>> START

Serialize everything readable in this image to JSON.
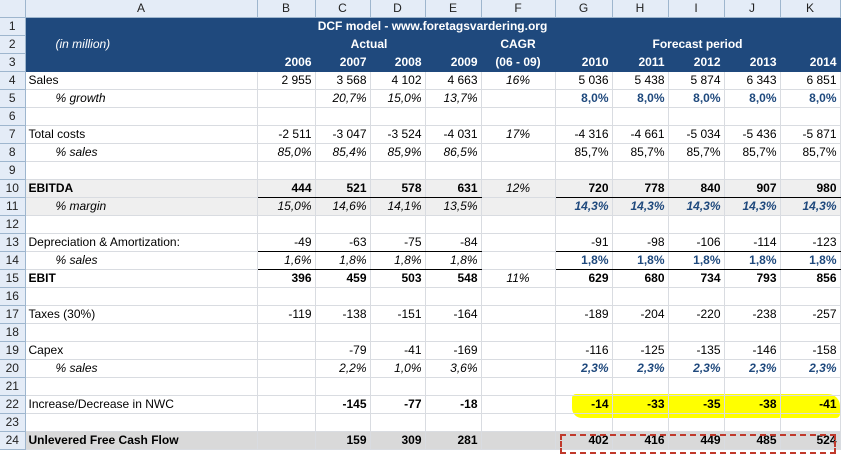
{
  "columns": [
    "A",
    "B",
    "C",
    "D",
    "E",
    "F",
    "G",
    "H",
    "I",
    "J",
    "K"
  ],
  "row_numbers": [
    "1",
    "2",
    "3",
    "4",
    "5",
    "6",
    "7",
    "8",
    "9",
    "10",
    "11",
    "12",
    "13",
    "14",
    "15",
    "16",
    "17",
    "18",
    "19",
    "20",
    "21",
    "22",
    "23",
    "24"
  ],
  "title": "DCF model - www.foretagsvardering.org",
  "units": "(in million)",
  "actual_label": "Actual",
  "cagr_label": "CAGR",
  "cagr_range": "(06 - 09)",
  "forecast_label": "Forecast period",
  "years": [
    "2006",
    "2007",
    "2008",
    "2009",
    "",
    "2010",
    "2011",
    "2012",
    "2013",
    "2014"
  ],
  "rows": {
    "sales": {
      "label": "Sales",
      "vals": [
        "2 955",
        "3 568",
        "4 102",
        "4 663",
        "16%",
        "5 036",
        "5 438",
        "5 874",
        "6 343",
        "6 851"
      ]
    },
    "growth": {
      "label": "% growth",
      "vals": [
        "",
        "20,7%",
        "15,0%",
        "13,7%",
        "",
        "8,0%",
        "8,0%",
        "8,0%",
        "8,0%",
        "8,0%"
      ]
    },
    "costs": {
      "label": "Total costs",
      "vals": [
        "-2 511",
        "-3 047",
        "-3 524",
        "-4 031",
        "17%",
        "-4 316",
        "-4 661",
        "-5 034",
        "-5 436",
        "-5 871"
      ]
    },
    "costs_pct": {
      "label": "% sales",
      "vals": [
        "85,0%",
        "85,4%",
        "85,9%",
        "86,5%",
        "",
        "85,7%",
        "85,7%",
        "85,7%",
        "85,7%",
        "85,7%"
      ]
    },
    "ebitda": {
      "label": "EBITDA",
      "vals": [
        "444",
        "521",
        "578",
        "631",
        "12%",
        "720",
        "778",
        "840",
        "907",
        "980"
      ]
    },
    "margin": {
      "label": "% margin",
      "vals": [
        "15,0%",
        "14,6%",
        "14,1%",
        "13,5%",
        "",
        "14,3%",
        "14,3%",
        "14,3%",
        "14,3%",
        "14,3%"
      ]
    },
    "da": {
      "label": "Depreciation & Amortization:",
      "vals": [
        "-49",
        "-63",
        "-75",
        "-84",
        "",
        "-91",
        "-98",
        "-106",
        "-114",
        "-123"
      ]
    },
    "da_pct": {
      "label": "% sales",
      "vals": [
        "1,6%",
        "1,8%",
        "1,8%",
        "1,8%",
        "",
        "1,8%",
        "1,8%",
        "1,8%",
        "1,8%",
        "1,8%"
      ]
    },
    "ebit": {
      "label": "EBIT",
      "vals": [
        "396",
        "459",
        "503",
        "548",
        "11%",
        "629",
        "680",
        "734",
        "793",
        "856"
      ]
    },
    "taxes": {
      "label": "Taxes (30%)",
      "vals": [
        "-119",
        "-138",
        "-151",
        "-164",
        "",
        "-189",
        "-204",
        "-220",
        "-238",
        "-257"
      ]
    },
    "capex": {
      "label": "Capex",
      "vals": [
        "",
        "-79",
        "-41",
        "-169",
        "",
        "-116",
        "-125",
        "-135",
        "-146",
        "-158"
      ]
    },
    "capex_pct": {
      "label": "% sales",
      "vals": [
        "",
        "2,2%",
        "1,0%",
        "3,6%",
        "",
        "2,3%",
        "2,3%",
        "2,3%",
        "2,3%",
        "2,3%"
      ]
    },
    "nwc": {
      "label": "Increase/Decrease in NWC",
      "vals": [
        "",
        "-145",
        "-77",
        "-18",
        "",
        "-14",
        "-33",
        "-35",
        "-38",
        "-41"
      ]
    },
    "ufcf": {
      "label": "Unlevered Free Cash Flow",
      "vals": [
        "",
        "159",
        "309",
        "281",
        "",
        "402",
        "416",
        "449",
        "485",
        "524"
      ]
    }
  },
  "colors": {
    "header_navy": "#1f497d",
    "forecast_blue": "#1f497d",
    "highlight": "#ffff00",
    "dash": "#c0392b"
  }
}
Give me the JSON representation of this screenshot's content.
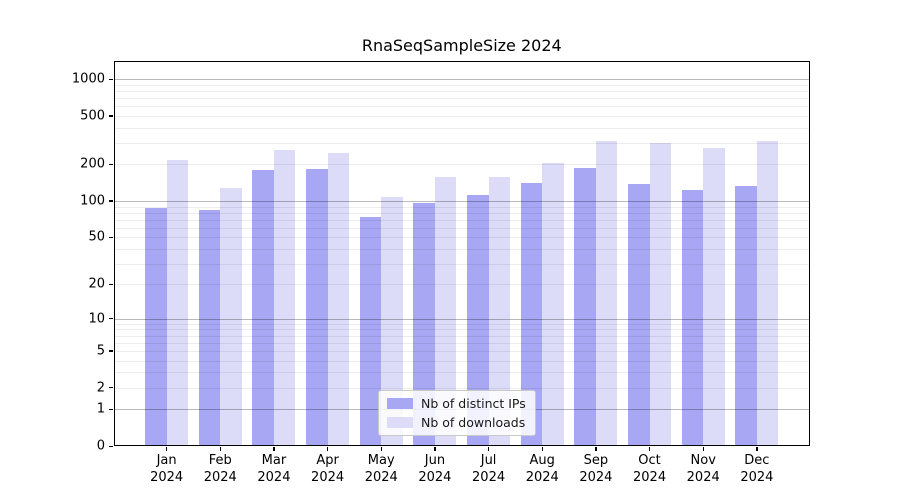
{
  "chart_data": {
    "type": "bar",
    "title": "RnaSeqSampleSize 2024",
    "categories": [
      "Jan 2024",
      "Feb 2024",
      "Mar 2024",
      "Apr 2024",
      "May 2024",
      "Jun 2024",
      "Jul 2024",
      "Aug 2024",
      "Sep 2024",
      "Oct 2024",
      "Nov 2024",
      "Dec 2024"
    ],
    "series": [
      {
        "name": "Nb of distinct IPs",
        "color": "#a7a7f3",
        "values": [
          88,
          84,
          179,
          182,
          74,
          97,
          112,
          141,
          186,
          137,
          123,
          134
        ]
      },
      {
        "name": "Nb of downloads",
        "color": "#dcdcf9",
        "values": [
          218,
          127,
          262,
          249,
          108,
          158,
          158,
          205,
          311,
          300,
          272,
          311
        ]
      }
    ],
    "yscale": "log1p",
    "ylim": [
      0,
      1410
    ],
    "yticks": [
      0,
      1,
      2,
      5,
      10,
      20,
      50,
      100,
      200,
      500,
      1000
    ],
    "major_gridline_values": [
      1,
      10,
      100,
      1000
    ],
    "minor_gridline_decades": [
      1,
      10,
      100
    ],
    "grid": "on",
    "legend_position": "lower center",
    "xlabel": "",
    "ylabel": ""
  }
}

>> END

• Task instructions:
Write out each entry exactly as given, omitting any picture.

• Response to the task:
Serialize everything readable in this image to JSON.
{
  "columns": [
    "A",
    "B",
    "C",
    "D",
    "E",
    "F",
    "G",
    "H",
    "I",
    "J",
    "K"
  ],
  "row_numbers": [
    "1",
    "2",
    "3",
    "4",
    "5",
    "6",
    "7",
    "8",
    "9",
    "10",
    "11",
    "12",
    "13",
    "14",
    "15",
    "16",
    "17",
    "18",
    "19",
    "20",
    "21",
    "22",
    "23",
    "24"
  ],
  "title": "DCF model - www.foretagsvardering.org",
  "units": "(in million)",
  "actual_label": "Actual",
  "cagr_label": "CAGR",
  "cagr_range": "(06 - 09)",
  "forecast_label": "Forecast period",
  "years": [
    "2006",
    "2007",
    "2008",
    "2009",
    "",
    "2010",
    "2011",
    "2012",
    "2013",
    "2014"
  ],
  "rows": {
    "sales": {
      "label": "Sales",
      "vals": [
        "2 955",
        "3 568",
        "4 102",
        "4 663",
        "16%",
        "5 036",
        "5 438",
        "5 874",
        "6 343",
        "6 851"
      ]
    },
    "growth": {
      "label": "% growth",
      "vals": [
        "",
        "20,7%",
        "15,0%",
        "13,7%",
        "",
        "8,0%",
        "8,0%",
        "8,0%",
        "8,0%",
        "8,0%"
      ]
    },
    "costs": {
      "label": "Total costs",
      "vals": [
        "-2 511",
        "-3 047",
        "-3 524",
        "-4 031",
        "17%",
        "-4 316",
        "-4 661",
        "-5 034",
        "-5 436",
        "-5 871"
      ]
    },
    "costs_pct": {
      "label": "% sales",
      "vals": [
        "85,0%",
        "85,4%",
        "85,9%",
        "86,5%",
        "",
        "85,7%",
        "85,7%",
        "85,7%",
        "85,7%",
        "85,7%"
      ]
    },
    "ebitda": {
      "label": "EBITDA",
      "vals": [
        "444",
        "521",
        "578",
        "631",
        "12%",
        "720",
        "778",
        "840",
        "907",
        "980"
      ]
    },
    "margin": {
      "label": "% margin",
      "vals": [
        "15,0%",
        "14,6%",
        "14,1%",
        "13,5%",
        "",
        "14,3%",
        "14,3%",
        "14,3%",
        "14,3%",
        "14,3%"
      ]
    },
    "da": {
      "label": "Depreciation & Amortization:",
      "vals": [
        "-49",
        "-63",
        "-75",
        "-84",
        "",
        "-91",
        "-98",
        "-106",
        "-114",
        "-123"
      ]
    },
    "da_pct": {
      "label": "% sales",
      "vals": [
        "1,6%",
        "1,8%",
        "1,8%",
        "1,8%",
        "",
        "1,8%",
        "1,8%",
        "1,8%",
        "1,8%",
        "1,8%"
      ]
    },
    "ebit": {
      "label": "EBIT",
      "vals": [
        "396",
        "459",
        "503",
        "548",
        "11%",
        "629",
        "680",
        "734",
        "793",
        "856"
      ]
    },
    "taxes": {
      "label": "Taxes (30%)",
      "vals": [
        "-119",
        "-138",
        "-151",
        "-164",
        "",
        "-189",
        "-204",
        "-220",
        "-238",
        "-257"
      ]
    },
    "capex": {
      "label": "Capex",
      "vals": [
        "",
        "-79",
        "-41",
        "-169",
        "",
        "-116",
        "-125",
        "-135",
        "-146",
        "-158"
      ]
    },
    "capex_pct": {
      "label": "% sales",
      "vals": [
        "",
        "2,2%",
        "1,0%",
        "3,6%",
        "",
        "2,3%",
        "2,3%",
        "2,3%",
        "2,3%",
        "2,3%"
      ]
    },
    "nwc": {
      "label": "Increase/Decrease in NWC",
      "vals": [
        "",
        "-145",
        "-77",
        "-18",
        "",
        "-14",
        "-33",
        "-35",
        "-38",
        "-41"
      ]
    },
    "ufcf": {
      "label": "Unlevered Free Cash Flow",
      "vals": [
        "",
        "159",
        "309",
        "281",
        "",
        "402",
        "416",
        "449",
        "485",
        "524"
      ]
    }
  },
  "colors": {
    "header_navy": "#1f497d",
    "forecast_blue": "#1f497d",
    "highlight": "#ffff00",
    "dash": "#c0392b"
  }
}
Give me the JSON representation of this screenshot's content.
{
  "chart_data": {
    "type": "bar",
    "title": "RnaSeqSampleSize 2024",
    "categories": [
      "Jan 2024",
      "Feb 2024",
      "Mar 2024",
      "Apr 2024",
      "May 2024",
      "Jun 2024",
      "Jul 2024",
      "Aug 2024",
      "Sep 2024",
      "Oct 2024",
      "Nov 2024",
      "Dec 2024"
    ],
    "series": [
      {
        "name": "Nb of distinct IPs",
        "color": "#a7a7f3",
        "values": [
          88,
          84,
          179,
          182,
          74,
          97,
          112,
          141,
          186,
          137,
          123,
          134
        ]
      },
      {
        "name": "Nb of downloads",
        "color": "#dcdcf9",
        "values": [
          218,
          127,
          262,
          249,
          108,
          158,
          158,
          205,
          311,
          300,
          272,
          311
        ]
      }
    ],
    "yscale": "log1p",
    "ylim": [
      0,
      1410
    ],
    "yticks": [
      0,
      1,
      2,
      5,
      10,
      20,
      50,
      100,
      200,
      500,
      1000
    ],
    "major_gridline_values": [
      1,
      10,
      100,
      1000
    ],
    "minor_gridline_decades": [
      1,
      10,
      100
    ],
    "grid": "on",
    "legend_position": "lower center",
    "xlabel": "",
    "ylabel": ""
  }
}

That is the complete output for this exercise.